**What to do:** Print every entry word for word, but omit the pictures.
---------- Information given
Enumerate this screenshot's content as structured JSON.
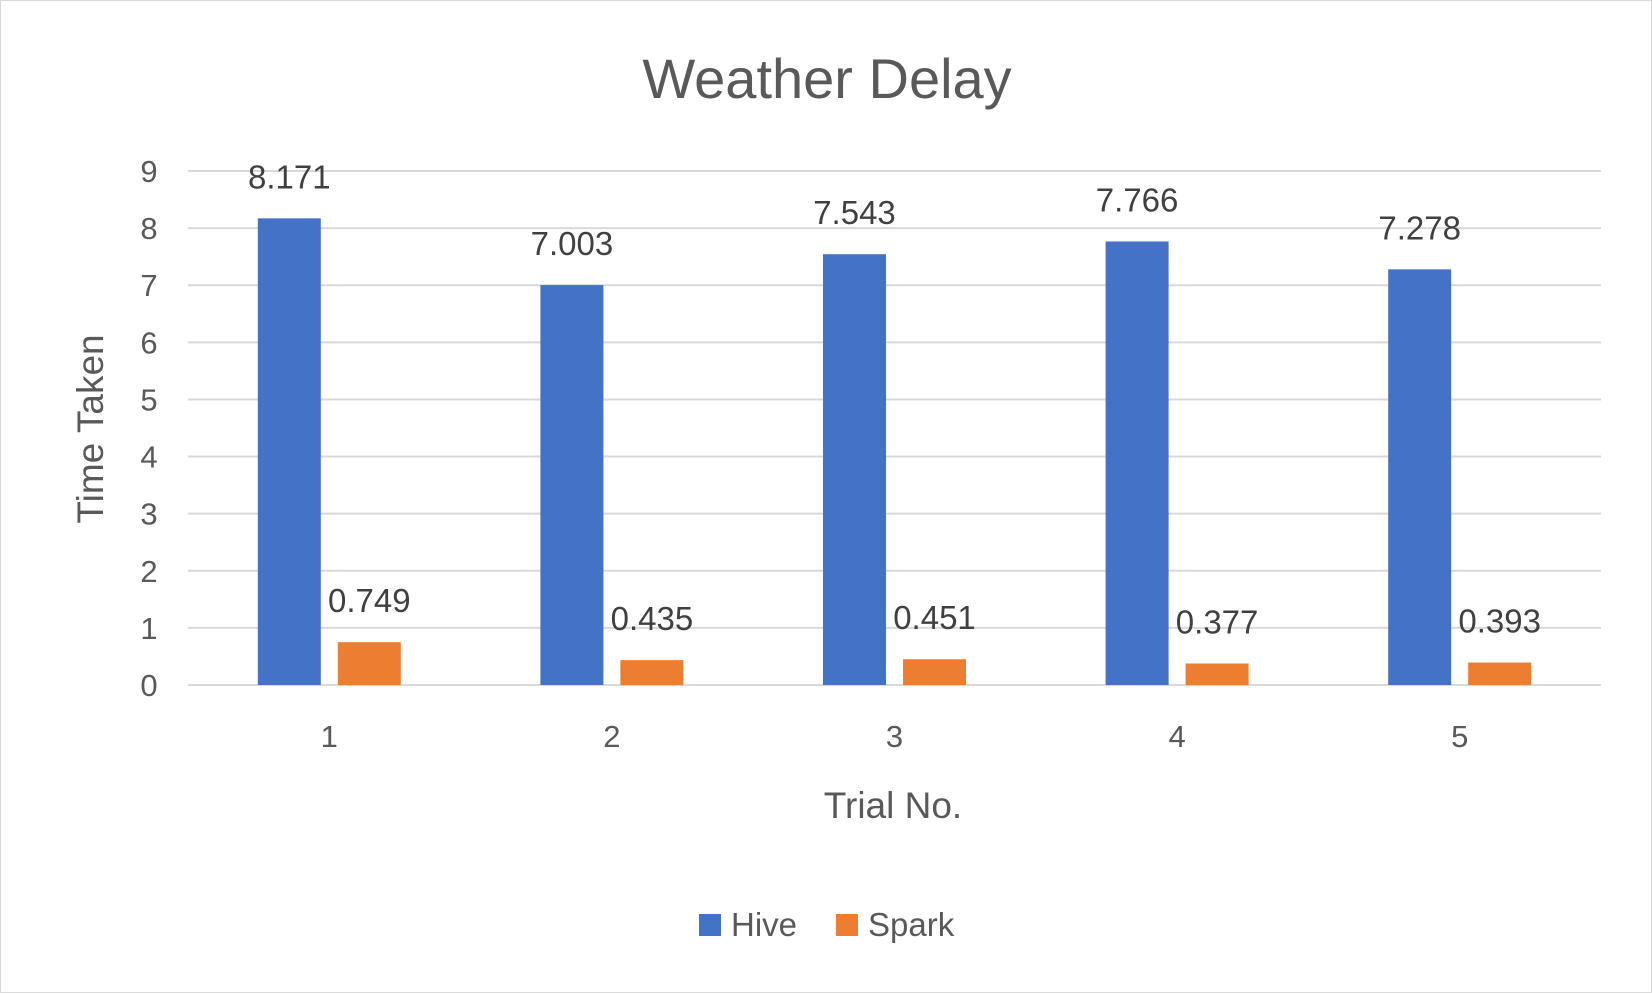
{
  "chart_data": {
    "type": "bar",
    "title": "Weather Delay",
    "xlabel": "Trial No.",
    "ylabel": "Time Taken",
    "categories": [
      "1",
      "2",
      "3",
      "4",
      "5"
    ],
    "series": [
      {
        "name": "Hive",
        "color": "#4472C4",
        "values": [
          8.171,
          7.003,
          7.543,
          7.766,
          7.278
        ]
      },
      {
        "name": "Spark",
        "color": "#ED7D31",
        "values": [
          0.749,
          0.435,
          0.451,
          0.377,
          0.393
        ]
      }
    ],
    "data_labels": [
      [
        "8.171",
        "7.003",
        "7.543",
        "7.766",
        "7.278"
      ],
      [
        "0.749",
        "0.435",
        "0.451",
        "0.377",
        "0.393"
      ]
    ],
    "ylim": [
      0,
      9
    ],
    "yticks": [
      "0",
      "1",
      "2",
      "3",
      "4",
      "5",
      "6",
      "7",
      "8",
      "9"
    ],
    "grid": true,
    "gridline_color": "#d9d9d9",
    "legend_position": "bottom"
  }
}
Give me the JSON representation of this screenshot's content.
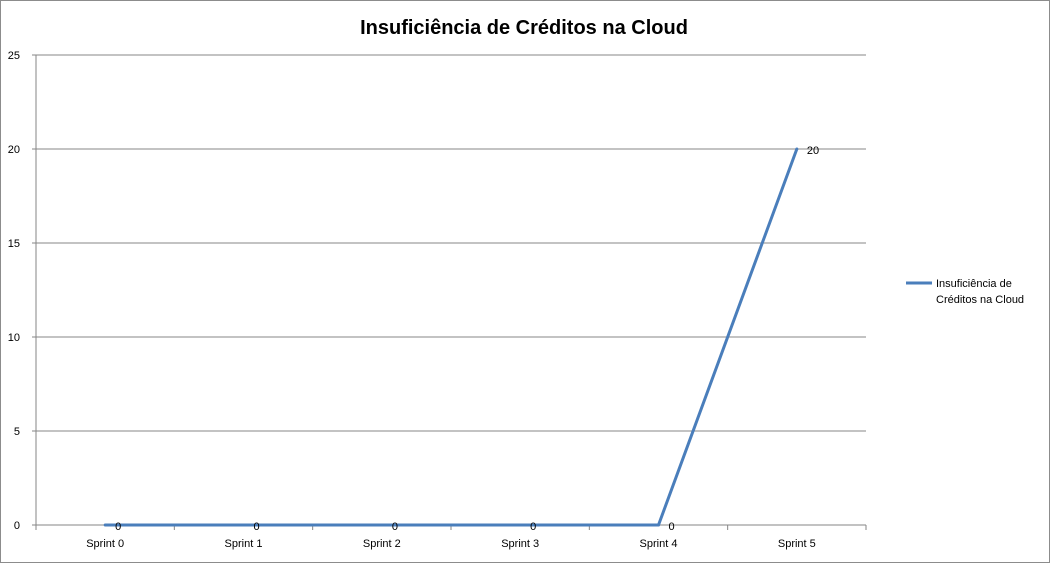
{
  "chart_data": {
    "type": "line",
    "title": "Insuficiência de Créditos na Cloud",
    "categories": [
      "Sprint 0",
      "Sprint 1",
      "Sprint 2",
      "Sprint 3",
      "Sprint 4",
      "Sprint 5"
    ],
    "series": [
      {
        "name": "Insuficiência de Créditos na Cloud",
        "values": [
          0,
          0,
          0,
          0,
          0,
          20
        ],
        "data_labels": [
          "0",
          "0",
          "0",
          "0",
          "0",
          "20"
        ]
      }
    ],
    "ylim": [
      0,
      25
    ],
    "yticks": [
      "0",
      "5",
      "10",
      "15",
      "20",
      "25"
    ],
    "grid": true,
    "legend": "right",
    "legend_lines": [
      "Insuficiência de",
      "Créditos na Cloud"
    ],
    "colors": {
      "series": "#4a7ebb",
      "grid": "#878787",
      "axis": "#868686"
    }
  }
}
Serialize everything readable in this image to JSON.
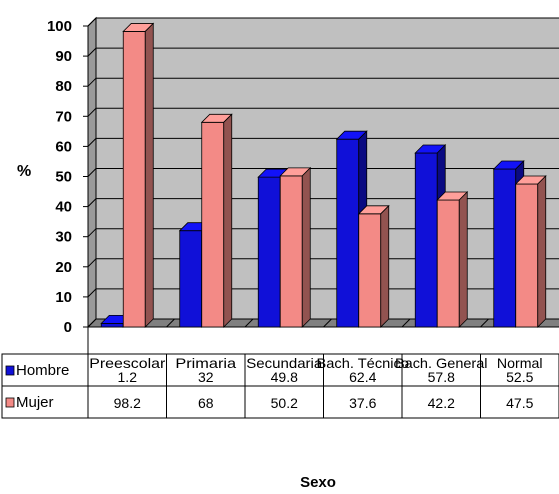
{
  "chart_data": {
    "type": "bar",
    "categories": [
      "Preescolar",
      "Primaria",
      "Secundaria",
      "Bach. Técnico",
      "Bach. General",
      "Normal"
    ],
    "category_labels": [
      "Preescolar",
      "Primaria",
      "Secundaria",
      "Bach. Técnico",
      "Bach. General",
      "Normal"
    ],
    "series": [
      {
        "name": "Hombre",
        "values": [
          1.2,
          32,
          49.8,
          62.4,
          57.8,
          52.5
        ],
        "labels": [
          "1.2",
          "32",
          "49.8",
          "62.4",
          "57.8",
          "52.5"
        ],
        "color": "#1010d8"
      },
      {
        "name": "Mujer",
        "values": [
          98.2,
          68,
          50.2,
          37.6,
          42.2,
          47.5
        ],
        "labels": [
          "98.2",
          "68",
          "50.2",
          "37.6",
          "42.2",
          "47.5"
        ],
        "color": "#f38a86"
      }
    ],
    "xlabel": "Sexo",
    "ylabel": "%",
    "ylim": [
      0,
      100
    ],
    "yticks": [
      "0",
      "10",
      "20",
      "30",
      "40",
      "50",
      "60",
      "70",
      "80",
      "90",
      "100"
    ],
    "grid": true,
    "legend": "data-table-left",
    "plot_background": "#c0c0c0",
    "three_d": true
  }
}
--------------------
**Solution to the exercise:**
Enumerate this screenshot's content as structured JSON.
{
  "chart_data": {
    "type": "bar",
    "title": "Weather Delay",
    "xlabel": "Trial No.",
    "ylabel": "Time Taken",
    "categories": [
      "1",
      "2",
      "3",
      "4",
      "5"
    ],
    "series": [
      {
        "name": "Hive",
        "color": "#4472C4",
        "values": [
          8.171,
          7.003,
          7.543,
          7.766,
          7.278
        ]
      },
      {
        "name": "Spark",
        "color": "#ED7D31",
        "values": [
          0.749,
          0.435,
          0.451,
          0.377,
          0.393
        ]
      }
    ],
    "data_labels": [
      [
        "8.171",
        "7.003",
        "7.543",
        "7.766",
        "7.278"
      ],
      [
        "0.749",
        "0.435",
        "0.451",
        "0.377",
        "0.393"
      ]
    ],
    "ylim": [
      0,
      9
    ],
    "yticks": [
      "0",
      "1",
      "2",
      "3",
      "4",
      "5",
      "6",
      "7",
      "8",
      "9"
    ],
    "grid": true,
    "gridline_color": "#d9d9d9",
    "legend_position": "bottom"
  }
}
Give me the JSON representation of this screenshot's content.
{
  "chart_data": {
    "type": "line",
    "title": "Insuficiência de Créditos na Cloud",
    "categories": [
      "Sprint 0",
      "Sprint 1",
      "Sprint 2",
      "Sprint 3",
      "Sprint 4",
      "Sprint 5"
    ],
    "series": [
      {
        "name": "Insuficiência de Créditos na Cloud",
        "values": [
          0,
          0,
          0,
          0,
          0,
          20
        ],
        "data_labels": [
          "0",
          "0",
          "0",
          "0",
          "0",
          "20"
        ]
      }
    ],
    "ylim": [
      0,
      25
    ],
    "yticks": [
      "0",
      "5",
      "10",
      "15",
      "20",
      "25"
    ],
    "grid": true,
    "legend": "right",
    "legend_lines": [
      "Insuficiência de",
      "Créditos na Cloud"
    ],
    "colors": {
      "series": "#4a7ebb",
      "grid": "#878787",
      "axis": "#868686"
    }
  }
}
Serialize everything readable in this image to JSON.
{
  "chart_data": {
    "type": "bar",
    "categories": [
      "Preescolar",
      "Primaria",
      "Secundaria",
      "Bach. Técnico",
      "Bach. General",
      "Normal"
    ],
    "category_labels": [
      "Preescolar",
      "Primaria",
      "Secundaria",
      "Bach. Técnico",
      "Bach. General",
      "Normal"
    ],
    "series": [
      {
        "name": "Hombre",
        "values": [
          1.2,
          32,
          49.8,
          62.4,
          57.8,
          52.5
        ],
        "labels": [
          "1.2",
          "32",
          "49.8",
          "62.4",
          "57.8",
          "52.5"
        ],
        "color": "#1010d8"
      },
      {
        "name": "Mujer",
        "values": [
          98.2,
          68,
          50.2,
          37.6,
          42.2,
          47.5
        ],
        "labels": [
          "98.2",
          "68",
          "50.2",
          "37.6",
          "42.2",
          "47.5"
        ],
        "color": "#f38a86"
      }
    ],
    "xlabel": "Sexo",
    "ylabel": "%",
    "ylim": [
      0,
      100
    ],
    "yticks": [
      "0",
      "10",
      "20",
      "30",
      "40",
      "50",
      "60",
      "70",
      "80",
      "90",
      "100"
    ],
    "grid": true,
    "legend": "data-table-left",
    "plot_background": "#c0c0c0",
    "three_d": true
  }
}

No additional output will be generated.